◆ WHAT YOU HAVE TO DO
Write out the full set of records below exactly.

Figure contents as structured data
....................
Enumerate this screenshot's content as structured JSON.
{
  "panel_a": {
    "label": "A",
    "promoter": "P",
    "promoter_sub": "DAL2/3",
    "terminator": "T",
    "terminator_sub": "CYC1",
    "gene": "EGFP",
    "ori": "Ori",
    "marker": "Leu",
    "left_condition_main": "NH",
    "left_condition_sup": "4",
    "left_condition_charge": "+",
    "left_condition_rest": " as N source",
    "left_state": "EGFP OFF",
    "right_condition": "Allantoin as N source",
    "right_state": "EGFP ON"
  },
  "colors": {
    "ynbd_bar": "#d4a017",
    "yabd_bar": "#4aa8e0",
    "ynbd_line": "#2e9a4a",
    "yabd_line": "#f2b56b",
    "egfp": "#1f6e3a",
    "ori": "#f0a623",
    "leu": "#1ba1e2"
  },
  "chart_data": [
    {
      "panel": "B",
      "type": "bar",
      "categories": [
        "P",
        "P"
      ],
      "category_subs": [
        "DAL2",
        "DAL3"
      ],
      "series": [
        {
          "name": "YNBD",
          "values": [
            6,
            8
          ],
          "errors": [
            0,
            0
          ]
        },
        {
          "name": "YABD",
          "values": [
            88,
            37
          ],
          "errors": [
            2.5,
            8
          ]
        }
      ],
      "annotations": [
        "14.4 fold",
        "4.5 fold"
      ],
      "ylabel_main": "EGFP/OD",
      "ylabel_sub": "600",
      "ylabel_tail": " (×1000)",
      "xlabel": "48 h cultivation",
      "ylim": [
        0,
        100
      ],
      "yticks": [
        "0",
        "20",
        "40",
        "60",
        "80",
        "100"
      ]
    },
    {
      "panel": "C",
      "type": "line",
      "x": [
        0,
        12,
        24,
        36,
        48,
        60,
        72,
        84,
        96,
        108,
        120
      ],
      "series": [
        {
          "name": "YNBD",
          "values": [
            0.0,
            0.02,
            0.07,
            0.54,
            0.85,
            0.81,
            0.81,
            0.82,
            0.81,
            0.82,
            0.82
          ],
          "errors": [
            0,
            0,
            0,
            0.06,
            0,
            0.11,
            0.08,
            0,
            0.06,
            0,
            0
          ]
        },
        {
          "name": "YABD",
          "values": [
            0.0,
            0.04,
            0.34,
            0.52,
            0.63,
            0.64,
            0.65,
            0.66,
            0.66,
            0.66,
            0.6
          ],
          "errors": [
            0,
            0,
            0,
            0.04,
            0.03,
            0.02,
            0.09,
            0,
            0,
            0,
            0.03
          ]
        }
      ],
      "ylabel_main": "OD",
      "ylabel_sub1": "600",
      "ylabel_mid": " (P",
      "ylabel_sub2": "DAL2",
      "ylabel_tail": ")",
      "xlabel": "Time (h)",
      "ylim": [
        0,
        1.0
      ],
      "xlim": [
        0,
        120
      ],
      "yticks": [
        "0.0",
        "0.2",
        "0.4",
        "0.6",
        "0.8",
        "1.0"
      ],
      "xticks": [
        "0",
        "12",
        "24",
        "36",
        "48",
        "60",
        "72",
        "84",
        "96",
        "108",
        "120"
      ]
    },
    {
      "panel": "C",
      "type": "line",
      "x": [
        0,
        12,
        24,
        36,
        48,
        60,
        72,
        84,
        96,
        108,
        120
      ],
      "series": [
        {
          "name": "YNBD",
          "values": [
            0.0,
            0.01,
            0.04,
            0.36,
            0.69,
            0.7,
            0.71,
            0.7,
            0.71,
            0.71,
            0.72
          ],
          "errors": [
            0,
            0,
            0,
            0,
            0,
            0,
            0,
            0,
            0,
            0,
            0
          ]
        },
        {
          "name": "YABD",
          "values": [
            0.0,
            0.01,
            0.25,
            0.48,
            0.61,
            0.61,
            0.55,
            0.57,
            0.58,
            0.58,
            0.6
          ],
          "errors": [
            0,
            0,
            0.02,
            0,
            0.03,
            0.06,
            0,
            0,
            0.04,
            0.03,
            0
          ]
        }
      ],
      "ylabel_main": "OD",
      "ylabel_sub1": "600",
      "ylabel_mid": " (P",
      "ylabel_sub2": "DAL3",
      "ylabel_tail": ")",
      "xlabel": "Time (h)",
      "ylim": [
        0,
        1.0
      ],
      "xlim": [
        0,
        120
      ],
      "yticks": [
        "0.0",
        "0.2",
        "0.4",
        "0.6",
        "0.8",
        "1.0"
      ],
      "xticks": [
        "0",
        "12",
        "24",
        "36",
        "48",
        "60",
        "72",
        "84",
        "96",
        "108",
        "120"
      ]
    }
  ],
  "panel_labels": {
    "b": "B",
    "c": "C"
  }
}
....................
◆ SOLUTION TO THIS PROBLEM
Enumerate this screenshot's content as structured JSON.
{
  "panel_a": {
    "label": "A",
    "promoter": "P",
    "promoter_sub": "DAL2/3",
    "terminator": "T",
    "terminator_sub": "CYC1",
    "gene": "EGFP",
    "ori": "Ori",
    "marker": "Leu",
    "left_condition_main": "NH",
    "left_condition_sup": "4",
    "left_condition_charge": "+",
    "left_condition_rest": " as N source",
    "left_state": "EGFP OFF",
    "right_condition": "Allantoin as N source",
    "right_state": "EGFP ON"
  },
  "colors": {
    "ynbd_bar": "#d4a017",
    "yabd_bar": "#4aa8e0",
    "ynbd_line": "#2e9a4a",
    "yabd_line": "#f2b56b",
    "egfp": "#1f6e3a",
    "ori": "#f0a623",
    "leu": "#1ba1e2"
  },
  "chart_data": [
    {
      "panel": "B",
      "type": "bar",
      "categories": [
        "P",
        "P"
      ],
      "category_subs": [
        "DAL2",
        "DAL3"
      ],
      "series": [
        {
          "name": "YNBD",
          "values": [
            6,
            8
          ],
          "errors": [
            0,
            0
          ]
        },
        {
          "name": "YABD",
          "values": [
            88,
            37
          ],
          "errors": [
            2.5,
            8
          ]
        }
      ],
      "annotations": [
        "14.4 fold",
        "4.5 fold"
      ],
      "ylabel_main": "EGFP/OD",
      "ylabel_sub": "600",
      "ylabel_tail": " (×1000)",
      "xlabel": "48 h cultivation",
      "ylim": [
        0,
        100
      ],
      "yticks": [
        "0",
        "20",
        "40",
        "60",
        "80",
        "100"
      ]
    },
    {
      "panel": "C",
      "type": "line",
      "x": [
        0,
        12,
        24,
        36,
        48,
        60,
        72,
        84,
        96,
        108,
        120
      ],
      "series": [
        {
          "name": "YNBD",
          "values": [
            0.0,
            0.02,
            0.07,
            0.54,
            0.85,
            0.81,
            0.81,
            0.82,
            0.81,
            0.82,
            0.82
          ],
          "errors": [
            0,
            0,
            0,
            0.06,
            0,
            0.11,
            0.08,
            0,
            0.06,
            0,
            0
          ]
        },
        {
          "name": "YABD",
          "values": [
            0.0,
            0.04,
            0.34,
            0.52,
            0.63,
            0.64,
            0.65,
            0.66,
            0.66,
            0.66,
            0.6
          ],
          "errors": [
            0,
            0,
            0,
            0.04,
            0.03,
            0.02,
            0.09,
            0,
            0,
            0,
            0.03
          ]
        }
      ],
      "ylabel_main": "OD",
      "ylabel_sub1": "600",
      "ylabel_mid": " (P",
      "ylabel_sub2": "DAL2",
      "ylabel_tail": ")",
      "xlabel": "Time (h)",
      "ylim": [
        0,
        1.0
      ],
      "xlim": [
        0,
        120
      ],
      "yticks": [
        "0.0",
        "0.2",
        "0.4",
        "0.6",
        "0.8",
        "1.0"
      ],
      "xticks": [
        "0",
        "12",
        "24",
        "36",
        "48",
        "60",
        "72",
        "84",
        "96",
        "108",
        "120"
      ]
    },
    {
      "panel": "C",
      "type": "line",
      "x": [
        0,
        12,
        24,
        36,
        48,
        60,
        72,
        84,
        96,
        108,
        120
      ],
      "series": [
        {
          "name": "YNBD",
          "values": [
            0.0,
            0.01,
            0.04,
            0.36,
            0.69,
            0.7,
            0.71,
            0.7,
            0.71,
            0.71,
            0.72
          ],
          "errors": [
            0,
            0,
            0,
            0,
            0,
            0,
            0,
            0,
            0,
            0,
            0
          ]
        },
        {
          "name": "YABD",
          "values": [
            0.0,
            0.01,
            0.25,
            0.48,
            0.61,
            0.61,
            0.55,
            0.57,
            0.58,
            0.58,
            0.6
          ],
          "errors": [
            0,
            0,
            0.02,
            0,
            0.03,
            0.06,
            0,
            0,
            0.04,
            0.03,
            0
          ]
        }
      ],
      "ylabel_main": "OD",
      "ylabel_sub1": "600",
      "ylabel_mid": " (P",
      "ylabel_sub2": "DAL3",
      "ylabel_tail": ")",
      "xlabel": "Time (h)",
      "ylim": [
        0,
        1.0
      ],
      "xlim": [
        0,
        120
      ],
      "yticks": [
        "0.0",
        "0.2",
        "0.4",
        "0.6",
        "0.8",
        "1.0"
      ],
      "xticks": [
        "0",
        "12",
        "24",
        "36",
        "48",
        "60",
        "72",
        "84",
        "96",
        "108",
        "120"
      ]
    }
  ],
  "panel_labels": {
    "b": "B",
    "c": "C"
  }
}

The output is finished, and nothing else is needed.